[Data items]
* * * * * * * * *

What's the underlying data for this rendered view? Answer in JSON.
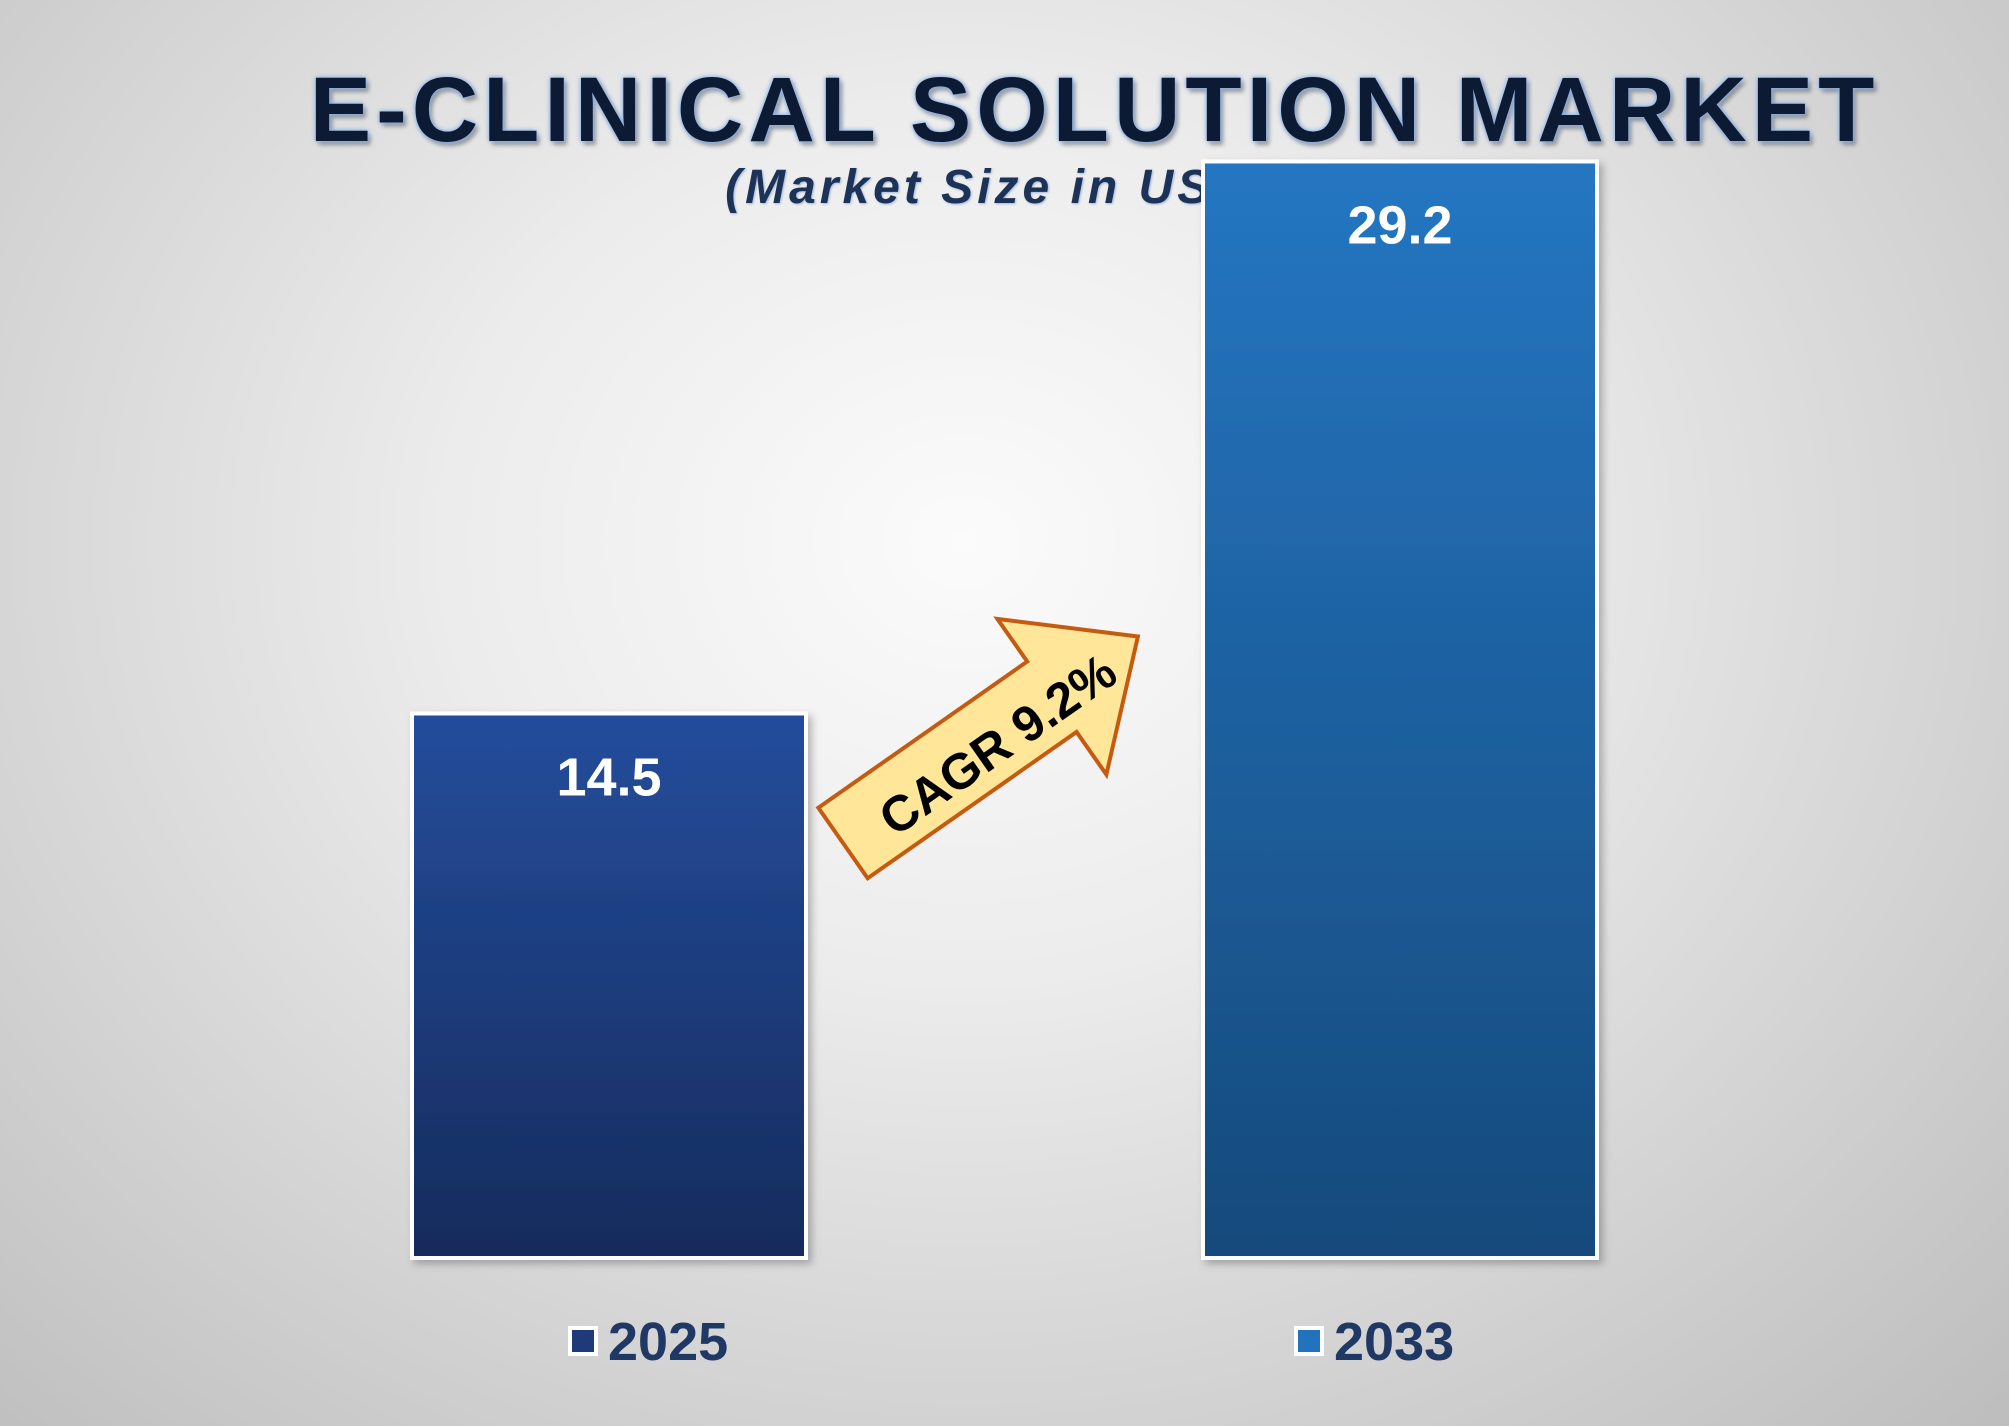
{
  "chart_data": {
    "type": "bar",
    "title": "E-CLINICAL SOLUTION MARKET",
    "subtitle": "(Market Size in USD Billion)",
    "categories": [
      "2025",
      "2033"
    ],
    "values": [
      14.5,
      29.2
    ],
    "data_labels": [
      "14.5",
      "29.2"
    ],
    "ylim": [
      0,
      33.5
    ],
    "grid": false,
    "legend": "bottom",
    "colors": [
      "#1f3a78",
      "#2272bd"
    ],
    "annotation": "CAGR 9.2%"
  }
}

* * * * * * * * *

== Goal ==
Without including the pictures, return each record above exactly as it stands.

== Solution for this task ==
What's the underlying data for this rendered view? Answer in JSON.
{
  "chart_data": {
    "type": "bar",
    "title": "E-CLINICAL SOLUTION MARKET",
    "subtitle": "(Market Size in USD Billion)",
    "categories": [
      "2025",
      "2033"
    ],
    "values": [
      14.5,
      29.2
    ],
    "data_labels": [
      "14.5",
      "29.2"
    ],
    "ylim": [
      0,
      33.5
    ],
    "grid": false,
    "legend": "bottom",
    "colors": [
      "#1f3a78",
      "#2272bd"
    ],
    "annotation": "CAGR 9.2%"
  }
}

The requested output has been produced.